(Dataset items)

>>>>>

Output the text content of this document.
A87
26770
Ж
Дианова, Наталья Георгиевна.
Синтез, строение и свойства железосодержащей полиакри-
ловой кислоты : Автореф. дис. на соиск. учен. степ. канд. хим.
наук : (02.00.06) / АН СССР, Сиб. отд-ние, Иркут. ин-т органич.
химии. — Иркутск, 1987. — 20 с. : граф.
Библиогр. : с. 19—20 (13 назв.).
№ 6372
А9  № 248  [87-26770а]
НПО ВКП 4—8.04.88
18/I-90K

<<<<<

• Required task:
Please copy out each record, character for character.

• Reply:
Output the text content of this document.
A87
26770
Ж
Дианова, Наталья Георгиевна.
Синтез, строение и свойства железосодержащей полиакри-
ловой кислоты : Автореф. дис. на соиск. учен. степ. канд. хим.
наук : (02.00.06) / АН СССР, Сиб. отд-ние, Иркут. ин-т органич.
химии. — Иркутск, 1987. — 20 с. : граф.
Библиогр. : с. 19—20 (13 назв.).
№ 6372
А9  № 248  [87-26770а]
НПО ВКП 4—8.04.88
18/I-90K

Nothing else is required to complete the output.